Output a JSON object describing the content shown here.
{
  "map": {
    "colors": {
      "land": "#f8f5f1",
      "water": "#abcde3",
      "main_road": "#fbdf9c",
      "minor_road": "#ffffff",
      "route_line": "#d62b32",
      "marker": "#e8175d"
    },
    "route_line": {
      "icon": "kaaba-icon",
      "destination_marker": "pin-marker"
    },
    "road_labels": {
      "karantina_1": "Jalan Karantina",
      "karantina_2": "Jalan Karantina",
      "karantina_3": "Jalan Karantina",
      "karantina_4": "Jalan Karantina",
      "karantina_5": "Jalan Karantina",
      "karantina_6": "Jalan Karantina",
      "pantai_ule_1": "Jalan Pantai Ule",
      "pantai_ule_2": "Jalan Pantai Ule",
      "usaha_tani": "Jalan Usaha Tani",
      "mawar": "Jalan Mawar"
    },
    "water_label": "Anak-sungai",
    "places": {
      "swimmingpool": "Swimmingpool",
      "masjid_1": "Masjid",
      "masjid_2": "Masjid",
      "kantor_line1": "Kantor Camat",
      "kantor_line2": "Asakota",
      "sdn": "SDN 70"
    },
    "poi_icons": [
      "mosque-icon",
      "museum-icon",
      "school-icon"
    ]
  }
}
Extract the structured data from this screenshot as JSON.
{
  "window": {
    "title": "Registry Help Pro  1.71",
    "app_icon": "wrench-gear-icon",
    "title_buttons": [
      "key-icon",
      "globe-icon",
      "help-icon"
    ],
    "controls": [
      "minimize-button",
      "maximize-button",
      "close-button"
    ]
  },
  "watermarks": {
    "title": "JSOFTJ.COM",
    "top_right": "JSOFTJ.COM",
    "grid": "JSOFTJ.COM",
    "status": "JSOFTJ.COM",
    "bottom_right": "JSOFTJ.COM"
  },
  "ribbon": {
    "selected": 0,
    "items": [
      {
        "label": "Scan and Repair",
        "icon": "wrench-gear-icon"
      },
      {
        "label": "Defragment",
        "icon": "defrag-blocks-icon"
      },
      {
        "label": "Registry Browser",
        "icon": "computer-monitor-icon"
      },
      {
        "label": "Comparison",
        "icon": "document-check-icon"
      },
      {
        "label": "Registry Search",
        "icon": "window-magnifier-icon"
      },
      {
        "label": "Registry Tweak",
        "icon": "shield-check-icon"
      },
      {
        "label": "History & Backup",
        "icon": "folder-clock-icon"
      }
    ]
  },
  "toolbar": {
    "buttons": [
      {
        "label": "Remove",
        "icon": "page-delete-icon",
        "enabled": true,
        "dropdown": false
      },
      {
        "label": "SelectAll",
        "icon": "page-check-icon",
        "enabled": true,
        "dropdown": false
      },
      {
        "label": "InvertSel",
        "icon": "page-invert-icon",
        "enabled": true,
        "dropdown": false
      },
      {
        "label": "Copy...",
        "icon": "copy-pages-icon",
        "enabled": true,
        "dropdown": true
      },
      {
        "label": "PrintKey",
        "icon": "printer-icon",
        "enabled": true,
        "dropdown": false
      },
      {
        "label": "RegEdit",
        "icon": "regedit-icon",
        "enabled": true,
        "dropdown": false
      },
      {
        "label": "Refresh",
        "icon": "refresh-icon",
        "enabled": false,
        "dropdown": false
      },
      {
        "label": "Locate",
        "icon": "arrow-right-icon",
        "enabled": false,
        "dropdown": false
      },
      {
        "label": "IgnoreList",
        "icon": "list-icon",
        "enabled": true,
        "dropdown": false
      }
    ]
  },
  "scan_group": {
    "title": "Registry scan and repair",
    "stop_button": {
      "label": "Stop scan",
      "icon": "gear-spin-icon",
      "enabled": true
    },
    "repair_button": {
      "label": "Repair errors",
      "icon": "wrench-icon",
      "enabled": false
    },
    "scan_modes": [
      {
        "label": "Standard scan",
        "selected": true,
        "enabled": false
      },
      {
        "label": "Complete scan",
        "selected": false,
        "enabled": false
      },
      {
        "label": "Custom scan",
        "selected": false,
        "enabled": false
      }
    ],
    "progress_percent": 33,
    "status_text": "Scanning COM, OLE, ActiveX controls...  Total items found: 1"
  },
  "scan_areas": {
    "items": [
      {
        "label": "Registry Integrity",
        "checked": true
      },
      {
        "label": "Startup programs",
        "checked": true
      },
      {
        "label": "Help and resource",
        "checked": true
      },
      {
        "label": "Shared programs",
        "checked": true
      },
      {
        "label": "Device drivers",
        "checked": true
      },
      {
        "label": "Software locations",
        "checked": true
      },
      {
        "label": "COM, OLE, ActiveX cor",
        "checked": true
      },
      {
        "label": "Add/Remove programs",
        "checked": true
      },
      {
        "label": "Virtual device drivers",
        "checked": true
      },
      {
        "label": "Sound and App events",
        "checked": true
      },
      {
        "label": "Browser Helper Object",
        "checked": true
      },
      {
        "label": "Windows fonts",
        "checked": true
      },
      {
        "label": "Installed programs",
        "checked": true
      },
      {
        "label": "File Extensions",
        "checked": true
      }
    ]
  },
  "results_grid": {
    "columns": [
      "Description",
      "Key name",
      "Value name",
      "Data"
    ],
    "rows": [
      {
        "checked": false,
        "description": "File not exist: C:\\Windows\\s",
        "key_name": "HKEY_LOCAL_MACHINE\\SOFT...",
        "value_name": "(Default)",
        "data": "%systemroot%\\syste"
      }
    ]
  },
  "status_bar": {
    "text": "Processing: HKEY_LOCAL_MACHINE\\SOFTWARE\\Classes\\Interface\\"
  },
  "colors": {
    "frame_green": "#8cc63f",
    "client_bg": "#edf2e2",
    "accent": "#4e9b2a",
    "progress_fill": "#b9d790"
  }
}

******************************

WORK REQUIRED: Without changing a word, restate the whole listing.

ANSWER TO THIS TASK:
Output a JSON object describing the content shown here.
{
  "map": {
    "colors": {
      "land": "#f8f5f1",
      "water": "#abcde3",
      "main_road": "#fbdf9c",
      "minor_road": "#ffffff",
      "route_line": "#d62b32",
      "marker": "#e8175d"
    },
    "route_line": {
      "icon": "kaaba-icon",
      "destination_marker": "pin-marker"
    },
    "road_labels": {
      "karantina_1": "Jalan Karantina",
      "karantina_2": "Jalan Karantina",
      "karantina_3": "Jalan Karantina",
      "karantina_4": "Jalan Karantina",
      "karantina_5": "Jalan Karantina",
      "karantina_6": "Jalan Karantina",
      "pantai_ule_1": "Jalan Pantai Ule",
      "pantai_ule_2": "Jalan Pantai Ule",
      "usaha_tani": "Jalan Usaha Tani",
      "mawar": "Jalan Mawar"
    },
    "water_label": "Anak-sungai",
    "places": {
      "swimmingpool": "Swimmingpool",
      "masjid_1": "Masjid",
      "masjid_2": "Masjid",
      "kantor_line1": "Kantor Camat",
      "kantor_line2": "Asakota",
      "sdn": "SDN 70"
    },
    "poi_icons": [
      "mosque-icon",
      "museum-icon",
      "school-icon"
    ]
  }
}
Extract the structured data from this screenshot as JSON.
{
  "window": {
    "title": "Registry Help Pro  1.71",
    "app_icon": "wrench-gear-icon",
    "title_buttons": [
      "key-icon",
      "globe-icon",
      "help-icon"
    ],
    "controls": [
      "minimize-button",
      "maximize-button",
      "close-button"
    ]
  },
  "watermarks": {
    "title": "JSOFTJ.COM",
    "top_right": "JSOFTJ.COM",
    "grid": "JSOFTJ.COM",
    "status": "JSOFTJ.COM",
    "bottom_right": "JSOFTJ.COM"
  },
  "ribbon": {
    "selected": 0,
    "items": [
      {
        "label": "Scan and Repair",
        "icon": "wrench-gear-icon"
      },
      {
        "label": "Defragment",
        "icon": "defrag-blocks-icon"
      },
      {
        "label": "Registry Browser",
        "icon": "computer-monitor-icon"
      },
      {
        "label": "Comparison",
        "icon": "document-check-icon"
      },
      {
        "label": "Registry Search",
        "icon": "window-magnifier-icon"
      },
      {
        "label": "Registry Tweak",
        "icon": "shield-check-icon"
      },
      {
        "label": "History & Backup",
        "icon": "folder-clock-icon"
      }
    ]
  },
  "toolbar": {
    "buttons": [
      {
        "label": "Remove",
        "icon": "page-delete-icon",
        "enabled": true,
        "dropdown": false
      },
      {
        "label": "SelectAll",
        "icon": "page-check-icon",
        "enabled": true,
        "dropdown": false
      },
      {
        "label": "InvertSel",
        "icon": "page-invert-icon",
        "enabled": true,
        "dropdown": false
      },
      {
        "label": "Copy...",
        "icon": "copy-pages-icon",
        "enabled": true,
        "dropdown": true
      },
      {
        "label": "PrintKey",
        "icon": "printer-icon",
        "enabled": true,
        "dropdown": false
      },
      {
        "label": "RegEdit",
        "icon": "regedit-icon",
        "enabled": true,
        "dropdown": false
      },
      {
        "label": "Refresh",
        "icon": "refresh-icon",
        "enabled": false,
        "dropdown": false
      },
      {
        "label": "Locate",
        "icon": "arrow-right-icon",
        "enabled": false,
        "dropdown": false
      },
      {
        "label": "IgnoreList",
        "icon": "list-icon",
        "enabled": true,
        "dropdown": false
      }
    ]
  },
  "scan_group": {
    "title": "Registry scan and repair",
    "stop_button": {
      "label": "Stop scan",
      "icon": "gear-spin-icon",
      "enabled": true
    },
    "repair_button": {
      "label": "Repair errors",
      "icon": "wrench-icon",
      "enabled": false
    },
    "scan_modes": [
      {
        "label": "Standard scan",
        "selected": true,
        "enabled": false
      },
      {
        "label": "Complete scan",
        "selected": false,
        "enabled": false
      },
      {
        "label": "Custom scan",
        "selected": false,
        "enabled": false
      }
    ],
    "progress_percent": 33,
    "status_text": "Scanning COM, OLE, ActiveX controls...  Total items found: 1"
  },
  "scan_areas": {
    "items": [
      {
        "label": "Registry Integrity",
        "checked": true
      },
      {
        "label": "Startup programs",
        "checked": true
      },
      {
        "label": "Help and resource",
        "checked": true
      },
      {
        "label": "Shared programs",
        "checked": true
      },
      {
        "label": "Device drivers",
        "checked": true
      },
      {
        "label": "Software locations",
        "checked": true
      },
      {
        "label": "COM, OLE, ActiveX cor",
        "checked": true
      },
      {
        "label": "Add/Remove programs",
        "checked": true
      },
      {
        "label": "Virtual device drivers",
        "checked": true
      },
      {
        "label": "Sound and App events",
        "checked": true
      },
      {
        "label": "Browser Helper Object",
        "checked": true
      },
      {
        "label": "Windows fonts",
        "checked": true
      },
      {
        "label": "Installed programs",
        "checked": true
      },
      {
        "label": "File Extensions",
        "checked": true
      }
    ]
  },
  "results_grid": {
    "columns": [
      "Description",
      "Key name",
      "Value name",
      "Data"
    ],
    "rows": [
      {
        "checked": false,
        "description": "File not exist: C:\\Windows\\s",
        "key_name": "HKEY_LOCAL_MACHINE\\SOFT...",
        "value_name": "(Default)",
        "data": "%systemroot%\\syste"
      }
    ]
  },
  "status_bar": {
    "text": "Processing: HKEY_LOCAL_MACHINE\\SOFTWARE\\Classes\\Interface\\"
  },
  "colors": {
    "frame_green": "#8cc63f",
    "client_bg": "#edf2e2",
    "accent": "#4e9b2a",
    "progress_fill": "#b9d790"
  }
}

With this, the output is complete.